| What to do |
Update the entries from the first line through the line holding "chevron-right-icon[interactable] xyxy=(287,522,297,532)", inclusive, replacing "Editable" with "Locked" and keeping everything else the same.

== Material ==

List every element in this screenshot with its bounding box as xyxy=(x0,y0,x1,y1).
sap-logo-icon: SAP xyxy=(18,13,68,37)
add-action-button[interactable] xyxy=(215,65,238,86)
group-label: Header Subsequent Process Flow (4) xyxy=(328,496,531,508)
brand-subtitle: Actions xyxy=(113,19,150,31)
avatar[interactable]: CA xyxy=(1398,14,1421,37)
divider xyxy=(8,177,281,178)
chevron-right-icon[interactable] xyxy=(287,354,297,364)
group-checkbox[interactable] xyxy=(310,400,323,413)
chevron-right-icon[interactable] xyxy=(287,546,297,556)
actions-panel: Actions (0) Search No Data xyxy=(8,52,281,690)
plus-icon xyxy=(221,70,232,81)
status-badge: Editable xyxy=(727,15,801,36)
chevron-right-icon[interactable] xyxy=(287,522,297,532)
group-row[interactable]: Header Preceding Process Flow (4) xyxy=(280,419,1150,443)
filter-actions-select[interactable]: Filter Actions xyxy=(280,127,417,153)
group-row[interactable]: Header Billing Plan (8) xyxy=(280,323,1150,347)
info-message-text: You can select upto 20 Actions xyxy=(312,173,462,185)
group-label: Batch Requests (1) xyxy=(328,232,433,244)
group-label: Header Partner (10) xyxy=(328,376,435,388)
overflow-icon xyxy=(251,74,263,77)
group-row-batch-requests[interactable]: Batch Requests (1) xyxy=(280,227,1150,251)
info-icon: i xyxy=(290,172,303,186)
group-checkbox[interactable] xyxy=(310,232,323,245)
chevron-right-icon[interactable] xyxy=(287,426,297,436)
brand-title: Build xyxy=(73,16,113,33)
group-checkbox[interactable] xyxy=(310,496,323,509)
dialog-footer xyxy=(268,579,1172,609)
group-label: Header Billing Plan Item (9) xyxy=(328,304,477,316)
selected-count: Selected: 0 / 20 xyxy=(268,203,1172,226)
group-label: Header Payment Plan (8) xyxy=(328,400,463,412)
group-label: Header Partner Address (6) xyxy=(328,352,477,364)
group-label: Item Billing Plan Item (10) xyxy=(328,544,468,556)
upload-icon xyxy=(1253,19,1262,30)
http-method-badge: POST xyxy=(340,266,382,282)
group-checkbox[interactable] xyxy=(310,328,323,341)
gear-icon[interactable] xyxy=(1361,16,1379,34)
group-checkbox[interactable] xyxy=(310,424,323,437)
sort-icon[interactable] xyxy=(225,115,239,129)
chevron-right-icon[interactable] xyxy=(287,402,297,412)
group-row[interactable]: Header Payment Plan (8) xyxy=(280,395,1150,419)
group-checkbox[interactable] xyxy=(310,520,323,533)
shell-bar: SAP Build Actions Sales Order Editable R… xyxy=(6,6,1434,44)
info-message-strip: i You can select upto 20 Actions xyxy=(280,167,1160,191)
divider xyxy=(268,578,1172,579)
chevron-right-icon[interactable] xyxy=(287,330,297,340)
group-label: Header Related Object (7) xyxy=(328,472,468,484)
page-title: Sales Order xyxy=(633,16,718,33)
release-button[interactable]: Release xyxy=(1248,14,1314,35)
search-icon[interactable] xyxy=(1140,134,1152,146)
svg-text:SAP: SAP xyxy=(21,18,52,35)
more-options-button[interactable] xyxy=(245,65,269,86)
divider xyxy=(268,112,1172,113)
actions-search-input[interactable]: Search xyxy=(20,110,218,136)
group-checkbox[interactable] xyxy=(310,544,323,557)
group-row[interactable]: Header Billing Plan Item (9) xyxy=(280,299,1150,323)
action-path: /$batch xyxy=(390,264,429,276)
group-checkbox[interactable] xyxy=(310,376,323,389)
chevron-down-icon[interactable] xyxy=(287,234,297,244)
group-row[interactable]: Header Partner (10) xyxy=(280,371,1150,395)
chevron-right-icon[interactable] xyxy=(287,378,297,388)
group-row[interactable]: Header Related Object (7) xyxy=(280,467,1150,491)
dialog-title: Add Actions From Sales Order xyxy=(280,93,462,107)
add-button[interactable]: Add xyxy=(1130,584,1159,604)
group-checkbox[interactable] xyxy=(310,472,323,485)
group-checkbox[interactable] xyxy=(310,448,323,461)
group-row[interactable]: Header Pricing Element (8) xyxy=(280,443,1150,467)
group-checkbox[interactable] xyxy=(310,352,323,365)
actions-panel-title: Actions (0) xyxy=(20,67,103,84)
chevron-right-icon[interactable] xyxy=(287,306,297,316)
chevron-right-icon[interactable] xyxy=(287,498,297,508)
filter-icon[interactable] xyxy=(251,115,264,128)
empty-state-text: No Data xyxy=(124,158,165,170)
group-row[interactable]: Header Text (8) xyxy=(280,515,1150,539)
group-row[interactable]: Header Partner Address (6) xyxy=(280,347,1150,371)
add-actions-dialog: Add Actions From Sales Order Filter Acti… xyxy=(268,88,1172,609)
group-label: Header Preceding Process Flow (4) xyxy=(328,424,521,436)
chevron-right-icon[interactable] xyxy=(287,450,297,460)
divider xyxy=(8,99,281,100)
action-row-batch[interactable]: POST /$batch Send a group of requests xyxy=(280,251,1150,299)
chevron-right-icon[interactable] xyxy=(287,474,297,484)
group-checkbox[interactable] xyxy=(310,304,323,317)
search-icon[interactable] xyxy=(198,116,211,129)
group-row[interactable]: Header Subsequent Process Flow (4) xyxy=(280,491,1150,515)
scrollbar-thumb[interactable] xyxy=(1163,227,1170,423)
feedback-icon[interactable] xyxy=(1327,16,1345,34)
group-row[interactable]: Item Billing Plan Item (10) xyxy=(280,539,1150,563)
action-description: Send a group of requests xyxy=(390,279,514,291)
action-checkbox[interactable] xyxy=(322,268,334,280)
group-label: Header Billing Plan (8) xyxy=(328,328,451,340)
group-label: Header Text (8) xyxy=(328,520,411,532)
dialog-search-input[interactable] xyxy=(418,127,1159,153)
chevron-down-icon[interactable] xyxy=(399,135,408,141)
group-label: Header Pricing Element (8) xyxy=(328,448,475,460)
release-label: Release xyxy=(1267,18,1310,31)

===

| Complete output |
List every element in this screenshot with its bounding box as xyxy=(x0,y0,x1,y1).
sap-logo-icon: SAP xyxy=(18,13,68,37)
add-action-button[interactable] xyxy=(215,65,238,86)
group-label: Header Subsequent Process Flow (4) xyxy=(328,496,531,508)
brand-subtitle: Actions xyxy=(113,19,150,31)
avatar[interactable]: CA xyxy=(1398,14,1421,37)
divider xyxy=(8,177,281,178)
chevron-right-icon[interactable] xyxy=(287,354,297,364)
group-checkbox[interactable] xyxy=(310,400,323,413)
chevron-right-icon[interactable] xyxy=(287,546,297,556)
actions-panel: Actions (0) Search No Data xyxy=(8,52,281,690)
plus-icon xyxy=(221,70,232,81)
status-badge: Locked xyxy=(727,15,801,36)
chevron-right-icon[interactable] xyxy=(287,522,297,532)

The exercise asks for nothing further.